* [Task brief]:
Return everything from the line containing "i need the location" down to the line containing "colorbar-tick-label: −0.2 [608, 653, 624, 662]", copying each line as it appears and leaving out the pictures.

* [Supplied information]:
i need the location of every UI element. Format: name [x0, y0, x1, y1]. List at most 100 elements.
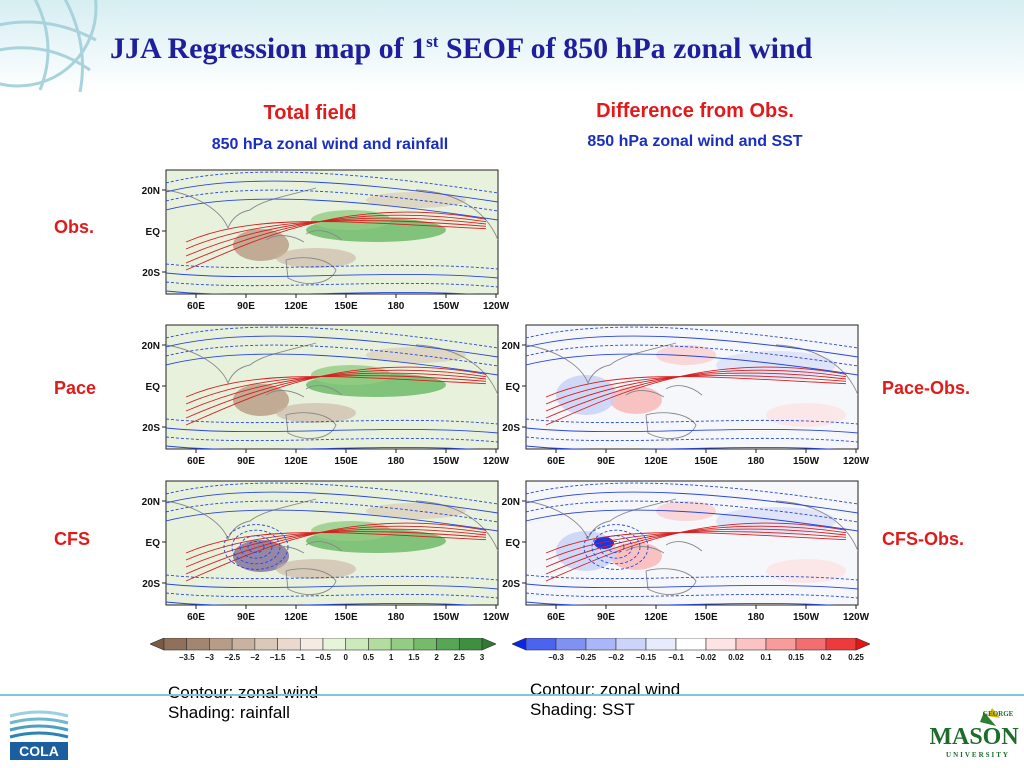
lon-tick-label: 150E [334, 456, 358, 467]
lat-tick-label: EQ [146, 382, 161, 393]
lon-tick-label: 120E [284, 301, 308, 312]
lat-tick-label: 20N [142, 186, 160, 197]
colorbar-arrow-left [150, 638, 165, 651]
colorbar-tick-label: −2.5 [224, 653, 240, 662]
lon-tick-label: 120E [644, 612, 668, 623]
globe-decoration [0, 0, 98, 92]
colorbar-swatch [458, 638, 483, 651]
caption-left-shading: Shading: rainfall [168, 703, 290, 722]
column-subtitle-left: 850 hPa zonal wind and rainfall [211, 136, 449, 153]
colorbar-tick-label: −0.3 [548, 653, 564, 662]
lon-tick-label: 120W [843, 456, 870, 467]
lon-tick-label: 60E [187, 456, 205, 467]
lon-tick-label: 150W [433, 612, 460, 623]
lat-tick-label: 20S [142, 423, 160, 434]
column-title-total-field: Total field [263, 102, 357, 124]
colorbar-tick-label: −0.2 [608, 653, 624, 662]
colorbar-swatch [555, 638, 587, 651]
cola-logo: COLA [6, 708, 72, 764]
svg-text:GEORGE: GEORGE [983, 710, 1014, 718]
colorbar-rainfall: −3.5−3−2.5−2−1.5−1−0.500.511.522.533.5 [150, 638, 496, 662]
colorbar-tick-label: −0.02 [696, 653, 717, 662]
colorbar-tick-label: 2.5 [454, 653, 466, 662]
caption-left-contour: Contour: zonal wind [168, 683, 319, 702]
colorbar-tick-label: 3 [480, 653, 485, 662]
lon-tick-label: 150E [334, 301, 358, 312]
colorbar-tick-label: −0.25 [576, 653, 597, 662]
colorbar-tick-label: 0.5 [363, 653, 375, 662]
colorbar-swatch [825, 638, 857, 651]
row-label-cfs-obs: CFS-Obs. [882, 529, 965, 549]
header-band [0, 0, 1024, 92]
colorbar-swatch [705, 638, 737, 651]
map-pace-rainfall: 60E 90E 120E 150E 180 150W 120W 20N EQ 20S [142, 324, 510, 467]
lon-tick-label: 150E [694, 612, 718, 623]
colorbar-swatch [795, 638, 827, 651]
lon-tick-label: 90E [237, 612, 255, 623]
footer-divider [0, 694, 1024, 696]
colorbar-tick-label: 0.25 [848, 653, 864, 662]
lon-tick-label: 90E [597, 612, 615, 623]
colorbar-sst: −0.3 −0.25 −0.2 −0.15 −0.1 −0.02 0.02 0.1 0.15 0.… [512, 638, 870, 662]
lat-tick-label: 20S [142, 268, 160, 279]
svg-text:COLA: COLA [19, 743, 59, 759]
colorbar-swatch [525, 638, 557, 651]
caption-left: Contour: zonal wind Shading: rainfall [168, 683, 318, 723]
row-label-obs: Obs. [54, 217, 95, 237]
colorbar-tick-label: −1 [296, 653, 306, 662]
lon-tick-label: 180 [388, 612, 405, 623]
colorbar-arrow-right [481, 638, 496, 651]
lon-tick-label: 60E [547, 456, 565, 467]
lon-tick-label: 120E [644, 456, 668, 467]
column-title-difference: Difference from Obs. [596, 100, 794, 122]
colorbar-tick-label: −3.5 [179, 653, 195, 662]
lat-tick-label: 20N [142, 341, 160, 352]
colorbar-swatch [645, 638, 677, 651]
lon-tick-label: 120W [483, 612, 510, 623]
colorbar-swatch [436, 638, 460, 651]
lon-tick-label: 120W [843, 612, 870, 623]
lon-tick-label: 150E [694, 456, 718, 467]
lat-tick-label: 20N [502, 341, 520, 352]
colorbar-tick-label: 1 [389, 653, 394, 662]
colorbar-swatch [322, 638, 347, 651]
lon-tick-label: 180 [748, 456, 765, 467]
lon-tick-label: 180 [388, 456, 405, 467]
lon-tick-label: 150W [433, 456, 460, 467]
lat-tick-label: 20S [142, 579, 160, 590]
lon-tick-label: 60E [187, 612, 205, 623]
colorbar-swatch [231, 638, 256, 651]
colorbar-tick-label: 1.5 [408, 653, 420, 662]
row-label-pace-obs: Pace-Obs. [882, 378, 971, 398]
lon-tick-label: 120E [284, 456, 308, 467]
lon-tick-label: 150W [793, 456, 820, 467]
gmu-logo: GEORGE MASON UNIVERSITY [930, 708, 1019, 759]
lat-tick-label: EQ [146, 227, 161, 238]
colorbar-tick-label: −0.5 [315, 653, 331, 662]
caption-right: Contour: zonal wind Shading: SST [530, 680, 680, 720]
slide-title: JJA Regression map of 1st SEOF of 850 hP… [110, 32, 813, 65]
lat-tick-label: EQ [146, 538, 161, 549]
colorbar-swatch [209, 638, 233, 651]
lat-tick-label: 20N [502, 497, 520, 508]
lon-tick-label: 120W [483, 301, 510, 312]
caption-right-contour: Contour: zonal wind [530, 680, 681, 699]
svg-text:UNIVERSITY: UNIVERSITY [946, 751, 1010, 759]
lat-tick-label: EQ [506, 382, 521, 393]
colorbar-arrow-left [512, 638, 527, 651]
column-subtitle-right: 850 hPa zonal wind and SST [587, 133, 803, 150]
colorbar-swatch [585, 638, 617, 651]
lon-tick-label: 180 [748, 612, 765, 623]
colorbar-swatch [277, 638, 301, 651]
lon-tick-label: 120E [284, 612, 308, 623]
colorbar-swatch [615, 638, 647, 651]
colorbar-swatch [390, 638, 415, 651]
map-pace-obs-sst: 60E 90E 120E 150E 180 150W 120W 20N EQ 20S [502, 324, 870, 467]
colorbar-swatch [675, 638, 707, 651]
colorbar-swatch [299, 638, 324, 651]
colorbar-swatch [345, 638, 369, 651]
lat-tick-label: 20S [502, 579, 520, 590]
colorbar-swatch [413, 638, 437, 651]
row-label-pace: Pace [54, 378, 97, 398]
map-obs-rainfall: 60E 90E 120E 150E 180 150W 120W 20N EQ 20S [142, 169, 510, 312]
* * *
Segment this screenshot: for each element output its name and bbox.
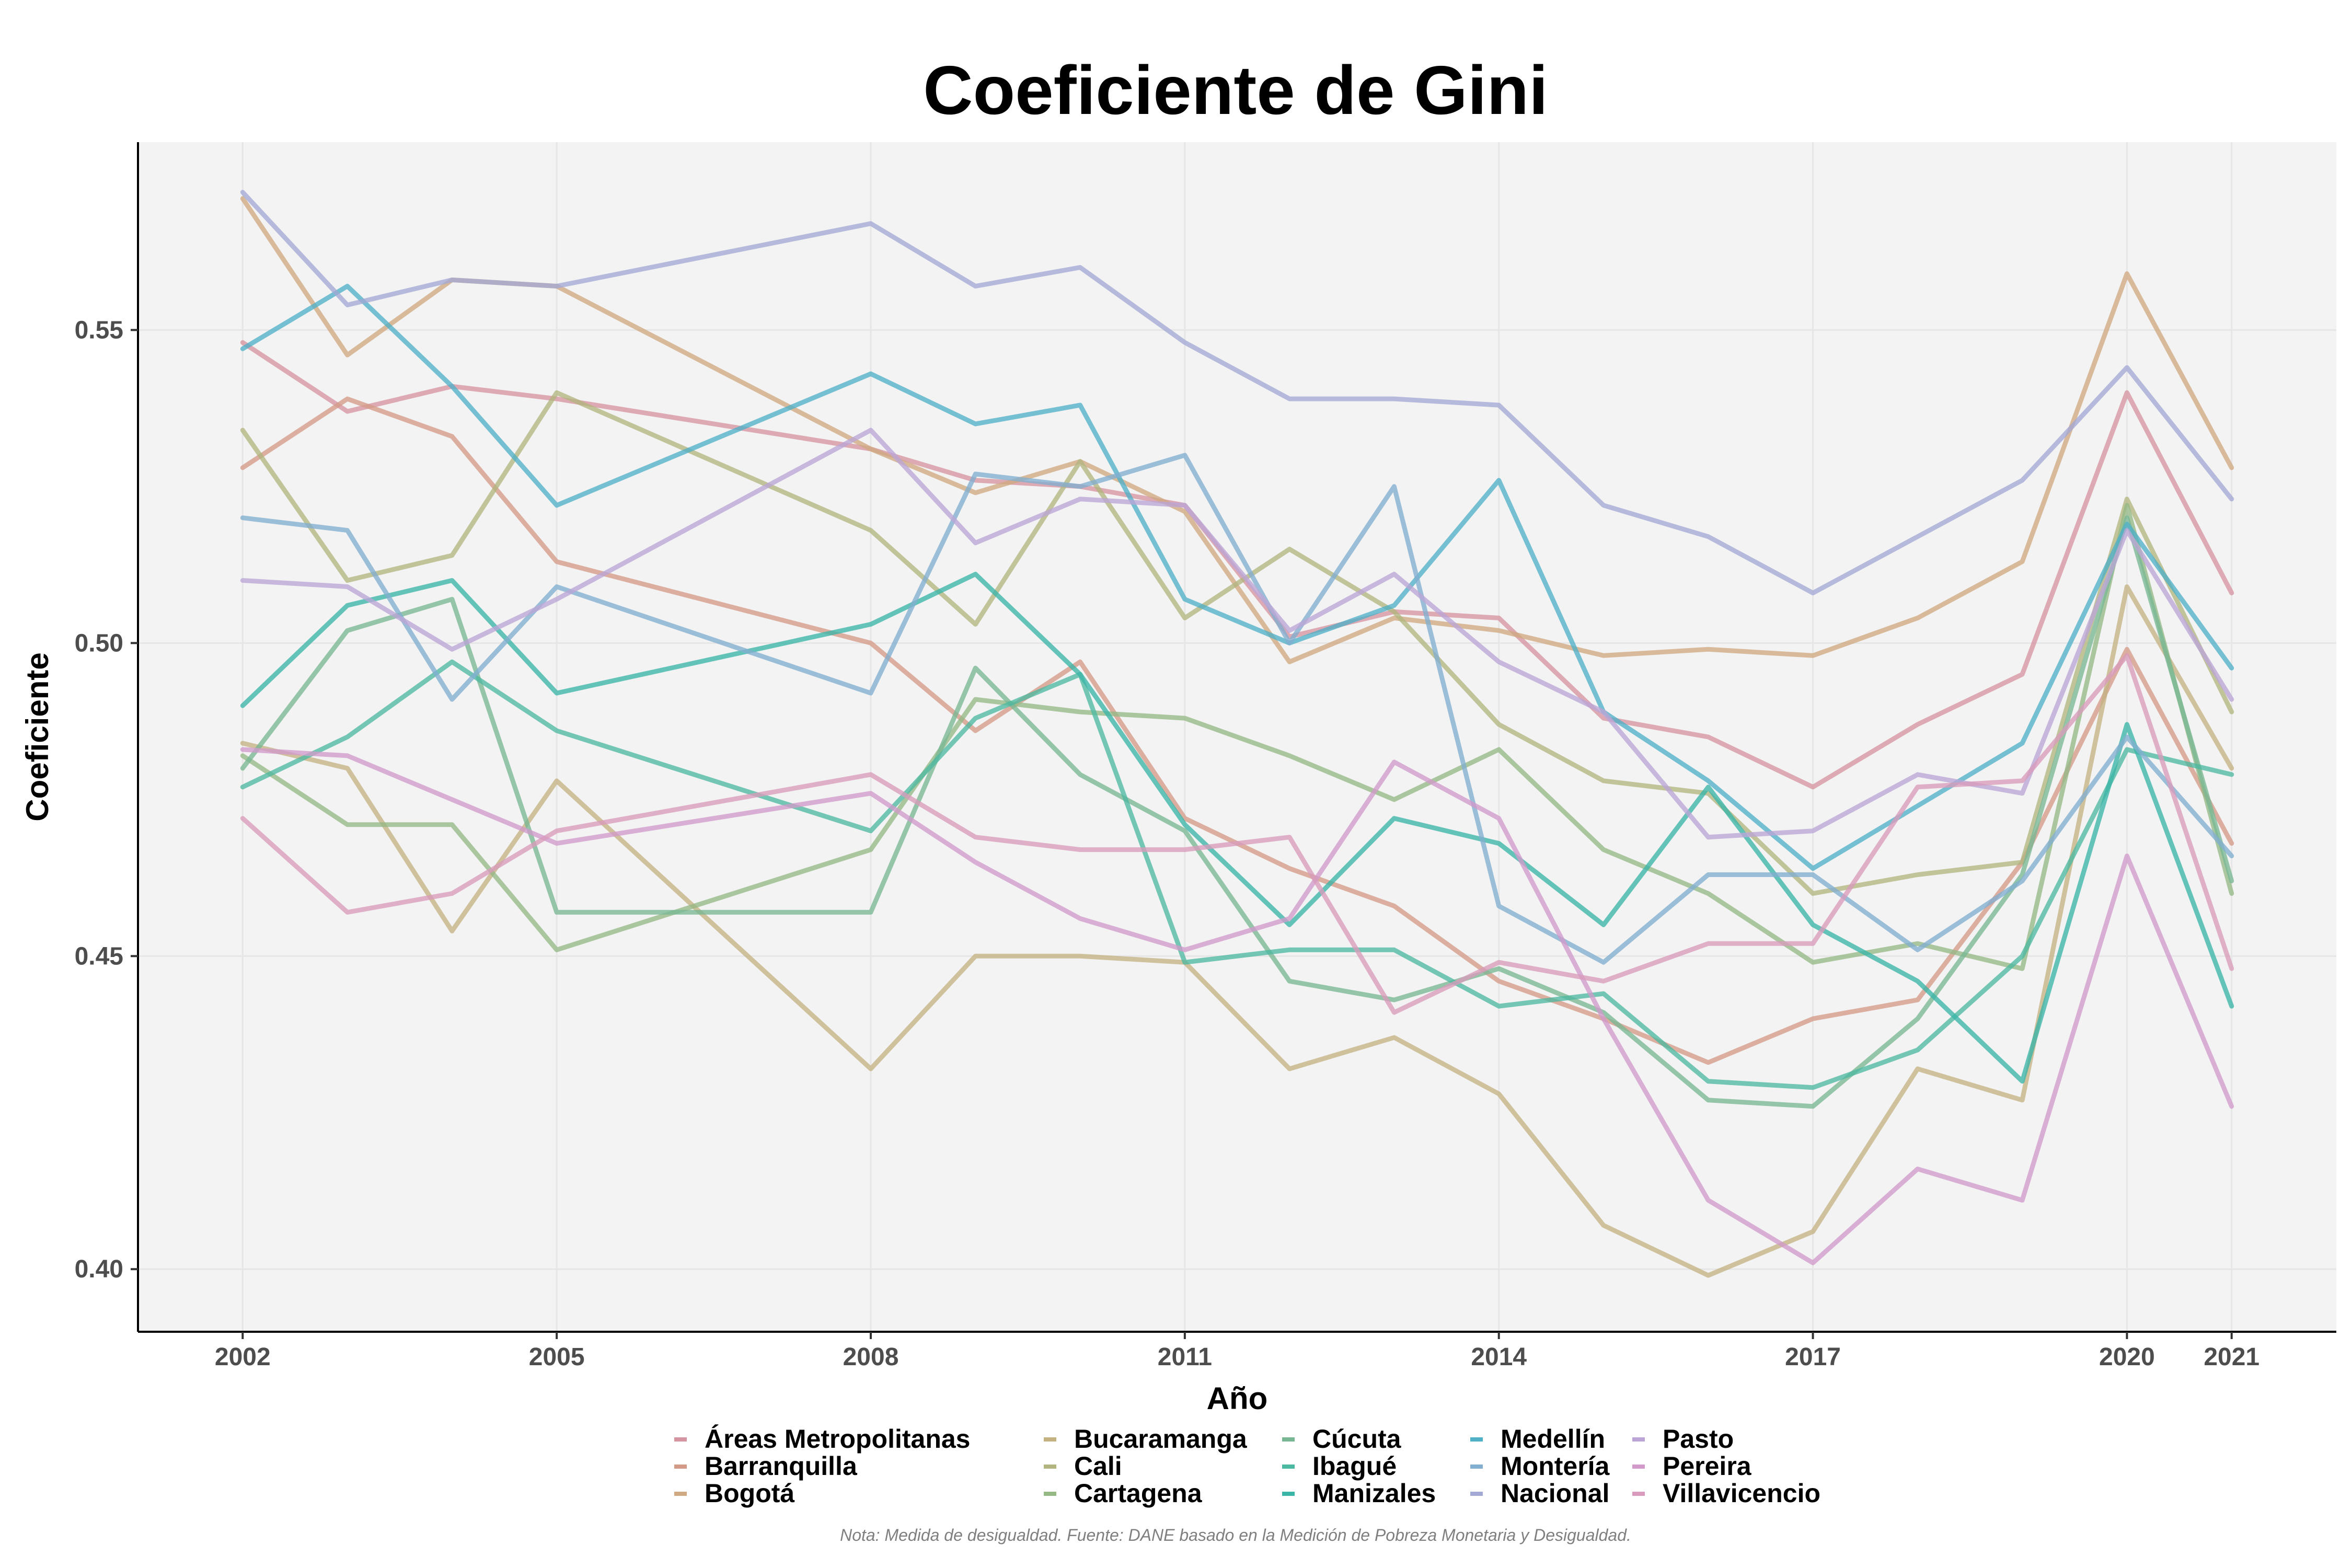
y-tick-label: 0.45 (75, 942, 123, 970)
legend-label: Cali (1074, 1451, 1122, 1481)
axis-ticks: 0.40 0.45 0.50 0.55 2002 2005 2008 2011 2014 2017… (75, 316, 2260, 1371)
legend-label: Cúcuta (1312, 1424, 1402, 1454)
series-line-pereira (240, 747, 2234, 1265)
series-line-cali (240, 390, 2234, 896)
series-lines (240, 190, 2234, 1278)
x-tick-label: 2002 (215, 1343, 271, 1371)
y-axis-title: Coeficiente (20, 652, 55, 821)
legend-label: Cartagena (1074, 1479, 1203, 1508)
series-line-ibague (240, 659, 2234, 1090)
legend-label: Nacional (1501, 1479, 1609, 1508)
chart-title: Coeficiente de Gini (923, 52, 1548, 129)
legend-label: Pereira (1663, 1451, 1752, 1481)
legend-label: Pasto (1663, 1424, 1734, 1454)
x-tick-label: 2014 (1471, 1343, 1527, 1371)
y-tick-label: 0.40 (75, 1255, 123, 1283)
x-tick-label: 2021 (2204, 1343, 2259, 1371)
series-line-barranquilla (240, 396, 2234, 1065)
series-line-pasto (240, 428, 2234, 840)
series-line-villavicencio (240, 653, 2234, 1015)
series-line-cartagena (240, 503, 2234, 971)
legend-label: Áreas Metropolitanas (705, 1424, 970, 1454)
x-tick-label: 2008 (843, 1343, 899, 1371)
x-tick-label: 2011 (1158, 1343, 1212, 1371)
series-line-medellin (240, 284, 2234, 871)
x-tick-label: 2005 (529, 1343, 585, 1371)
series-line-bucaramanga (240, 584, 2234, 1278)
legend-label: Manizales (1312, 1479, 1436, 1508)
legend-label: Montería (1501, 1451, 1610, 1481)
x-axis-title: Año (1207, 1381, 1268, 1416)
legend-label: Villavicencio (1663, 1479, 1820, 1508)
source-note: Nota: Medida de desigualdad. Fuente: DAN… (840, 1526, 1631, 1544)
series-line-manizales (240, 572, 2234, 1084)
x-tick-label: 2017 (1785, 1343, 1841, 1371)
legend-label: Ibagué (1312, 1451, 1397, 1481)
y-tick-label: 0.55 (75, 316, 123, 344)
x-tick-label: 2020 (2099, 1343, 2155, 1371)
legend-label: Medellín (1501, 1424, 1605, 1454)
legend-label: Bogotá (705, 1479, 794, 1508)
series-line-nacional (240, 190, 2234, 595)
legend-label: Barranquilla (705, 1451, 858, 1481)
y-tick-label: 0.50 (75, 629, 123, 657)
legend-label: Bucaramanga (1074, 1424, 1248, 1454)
* * *
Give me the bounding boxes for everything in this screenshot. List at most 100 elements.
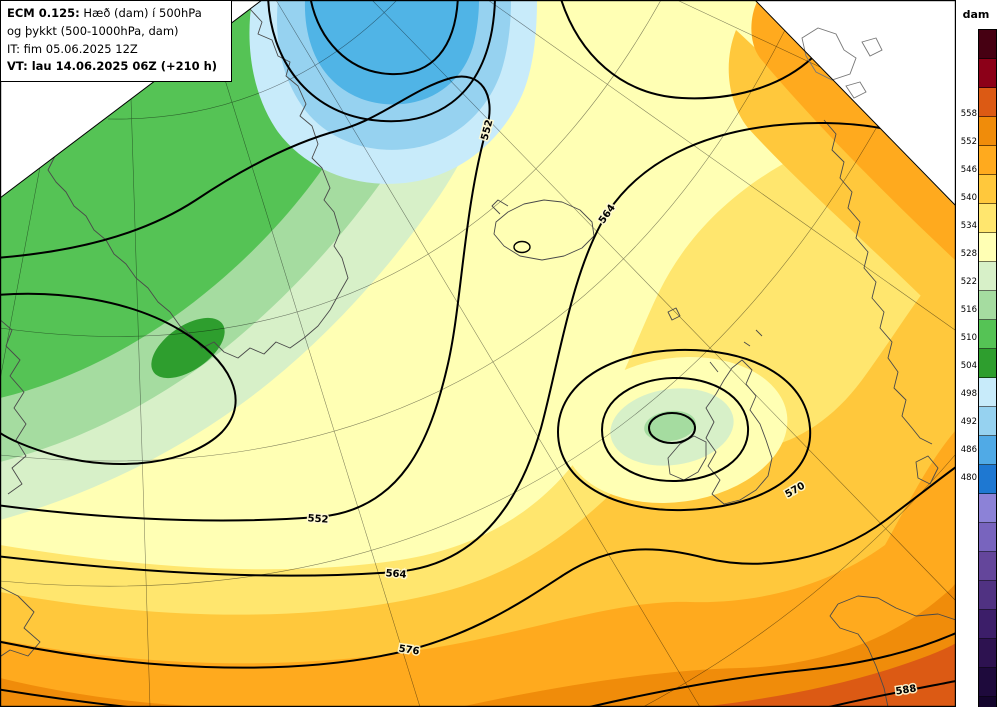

* [Output of the exercise]:
i need the location of every UI element. Format: name [x0, y0, x1, y1]. List at most 100 elements.
lon-tick-label: 150E [334, 456, 358, 467]
lat-tick-label: EQ [146, 382, 161, 393]
lon-tick-label: 120E [284, 301, 308, 312]
lat-tick-label: 20N [142, 186, 160, 197]
colorbar-arrow-left [150, 638, 165, 651]
colorbar-tick-label: −2.5 [224, 653, 240, 662]
lon-tick-label: 120E [644, 612, 668, 623]
globe-decoration [0, 0, 98, 92]
colorbar-swatch [458, 638, 483, 651]
caption-left-shading: Shading: rainfall [168, 703, 290, 722]
column-subtitle-left: 850 hPa zonal wind and rainfall [211, 136, 449, 153]
colorbar-tick-label: −0.3 [548, 653, 564, 662]
lon-tick-label: 120W [843, 456, 870, 467]
lon-tick-label: 60E [187, 456, 205, 467]
lon-tick-label: 150W [433, 612, 460, 623]
lat-tick-label: 20S [142, 423, 160, 434]
column-title-total-field: Total field [263, 102, 357, 124]
colorbar-tick-label: −0.2 [608, 653, 624, 662]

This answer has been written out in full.